## WRITTEN TASK
Reproduce every entry below precisely; do not include the pictures.

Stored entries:
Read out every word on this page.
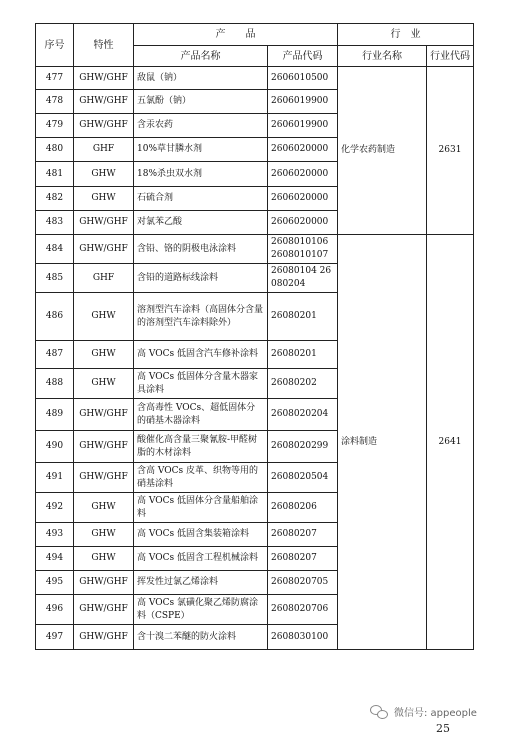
序号	特性	产　　品		行　业	
		产品名称	产品代码	行业名称	行业代码
477	GHW/GHF	敌鼠（钠）	2606010500	化学农药制造	2631
478	GHW/GHF	五氯酚（钠）	2606019900		
479	GHW/GHF	含汞农药	2606019900		
480	GHF	10%草甘膦水剂	2606020000		
481	GHW	18%杀虫双水剂	2606020000		
482	GHW	石硫合剂	2606020000		
483	GHW/GHF	对氯苯乙酸	2606020000		
484	GHW/GHF	含铅、铬的阴极电泳涂料	2608010106 2608010107	涂料制造	2641
485	GHF	含铅的道路标线涂料	26080104 26080204		
486	GHW	溶剂型汽车涂料（高固体分含量的溶剂型汽车涂料除外）	26080201		
487	GHW	高 VOCs 低固含汽车修补涂料	26080201		
488	GHW	高 VOCs 低固体分含量木器家具涂料	26080202		
489	GHW/GHF	含高毒性 VOCs、超低固体分的硝基木器涂料	2608020204		
490	GHW/GHF	酸催化高含量三聚氰胺-甲醛树脂的木材涂料	2608020299		
491	GHW/GHF	含高 VOCs 皮革、织物等用的硝基涂料	2608020504		
492	GHW	高 VOCs 低固体分含量船舶涂料	26080206		
493	GHW	高 VOCs 低固含集装箱涂料	26080207		
494	GHW	高 VOCs 低固含工程机械涂料	26080207		
495	GHW/GHF	挥发性过氯乙烯涂料	2608020705		
496	GHW/GHF	高 VOCs 氯磺化聚乙烯防腐涂料（CSPE）	2608020706		
497	GHW/GHF	含十溴二苯醚的防火涂料	2608030100		
微信号: appeople
25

## ANSWER TO THIS PROBLEM
Read out every word on this page.
序号	特性	产　　品		行　业	
		产品名称	产品代码	行业名称	行业代码
477	GHW/GHF	敌鼠（钠）	2606010500	化学农药制造	2631
478	GHW/GHF	五氯酚（钠）	2606019900		
479	GHW/GHF	含汞农药	2606019900		
480	GHF	10%草甘膦水剂	2606020000		
481	GHW	18%杀虫双水剂	2606020000		
482	GHW	石硫合剂	2606020000		
483	GHW/GHF	对氯苯乙酸	2606020000		
484	GHW/GHF	含铅、铬的阴极电泳涂料	2608010106 2608010107	涂料制造	2641
485	GHF	含铅的道路标线涂料	26080104 26080204		
486	GHW	溶剂型汽车涂料（高固体分含量的溶剂型汽车涂料除外）	26080201		
487	GHW	高 VOCs 低固含汽车修补涂料	26080201		
488	GHW	高 VOCs 低固体分含量木器家具涂料	26080202		
489	GHW/GHF	含高毒性 VOCs、超低固体分的硝基木器涂料	2608020204		
490	GHW/GHF	酸催化高含量三聚氰胺-甲醛树脂的木材涂料	2608020299		
491	GHW/GHF	含高 VOCs 皮革、织物等用的硝基涂料	2608020504		
492	GHW	高 VOCs 低固体分含量船舶涂料	26080206		
493	GHW	高 VOCs 低固含集装箱涂料	26080207		
494	GHW	高 VOCs 低固含工程机械涂料	26080207		
495	GHW/GHF	挥发性过氯乙烯涂料	2608020705		
496	GHW/GHF	高 VOCs 氯磺化聚乙烯防腐涂料（CSPE）	2608020706		
497	GHW/GHF	含十溴二苯醚的防火涂料	2608030100		
微信号: appeople
25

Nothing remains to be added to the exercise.